>> start Given records

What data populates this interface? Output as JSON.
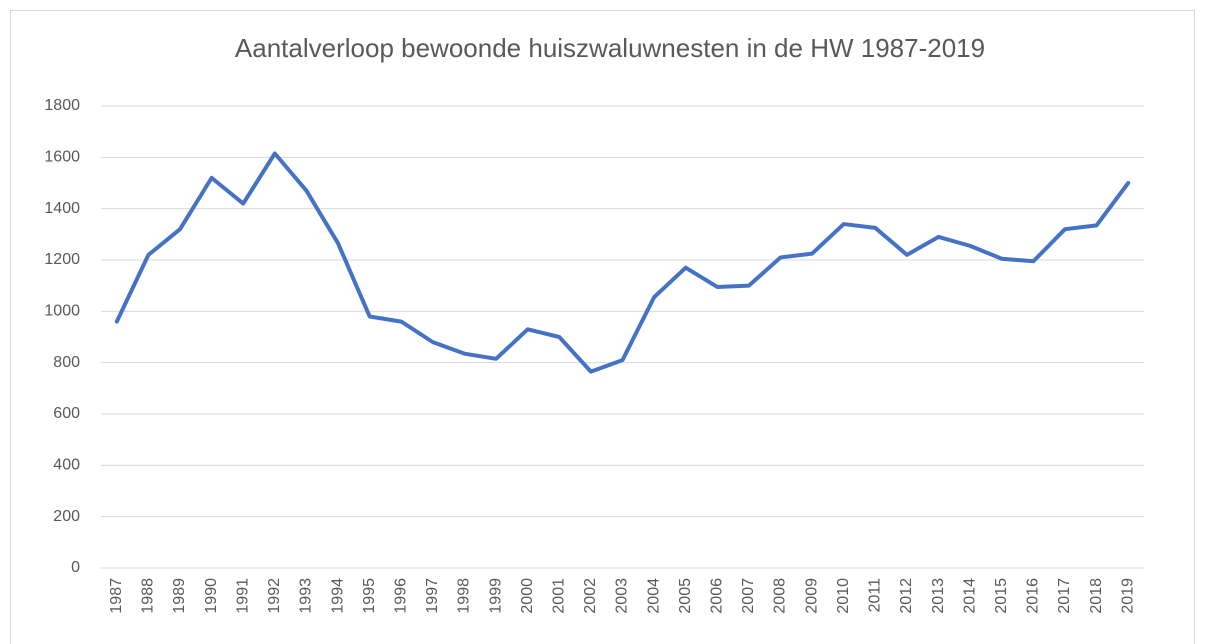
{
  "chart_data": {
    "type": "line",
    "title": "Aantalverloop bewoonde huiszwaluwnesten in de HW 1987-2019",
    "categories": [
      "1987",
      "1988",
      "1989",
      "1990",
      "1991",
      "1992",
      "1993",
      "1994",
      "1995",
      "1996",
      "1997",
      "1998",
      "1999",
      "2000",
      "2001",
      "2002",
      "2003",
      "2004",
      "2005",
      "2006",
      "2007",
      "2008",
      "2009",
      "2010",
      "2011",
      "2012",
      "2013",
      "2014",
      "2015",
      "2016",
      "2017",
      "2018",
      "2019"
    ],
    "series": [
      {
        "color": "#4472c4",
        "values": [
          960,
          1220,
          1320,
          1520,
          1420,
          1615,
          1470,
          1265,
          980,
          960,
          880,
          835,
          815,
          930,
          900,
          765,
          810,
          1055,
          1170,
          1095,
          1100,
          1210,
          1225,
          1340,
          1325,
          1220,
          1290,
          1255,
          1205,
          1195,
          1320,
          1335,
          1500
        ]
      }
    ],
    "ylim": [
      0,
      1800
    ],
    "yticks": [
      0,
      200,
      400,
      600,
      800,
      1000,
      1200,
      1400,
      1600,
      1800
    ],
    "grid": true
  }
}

>> end Given records

**Stated exercise:** Print each record exactly as it stands, leaving the images out.

**Solution to this task:**
What data populates this interface? Output as JSON.
{
  "chart_data": {
    "type": "line",
    "title": "Aantalverloop bewoonde huiszwaluwnesten in de HW 1987-2019",
    "categories": [
      "1987",
      "1988",
      "1989",
      "1990",
      "1991",
      "1992",
      "1993",
      "1994",
      "1995",
      "1996",
      "1997",
      "1998",
      "1999",
      "2000",
      "2001",
      "2002",
      "2003",
      "2004",
      "2005",
      "2006",
      "2007",
      "2008",
      "2009",
      "2010",
      "2011",
      "2012",
      "2013",
      "2014",
      "2015",
      "2016",
      "2017",
      "2018",
      "2019"
    ],
    "series": [
      {
        "color": "#4472c4",
        "values": [
          960,
          1220,
          1320,
          1520,
          1420,
          1615,
          1470,
          1265,
          980,
          960,
          880,
          835,
          815,
          930,
          900,
          765,
          810,
          1055,
          1170,
          1095,
          1100,
          1210,
          1225,
          1340,
          1325,
          1220,
          1290,
          1255,
          1205,
          1195,
          1320,
          1335,
          1500
        ]
      }
    ],
    "ylim": [
      0,
      1800
    ],
    "yticks": [
      0,
      200,
      400,
      600,
      800,
      1000,
      1200,
      1400,
      1600,
      1800
    ],
    "grid": true
  }
}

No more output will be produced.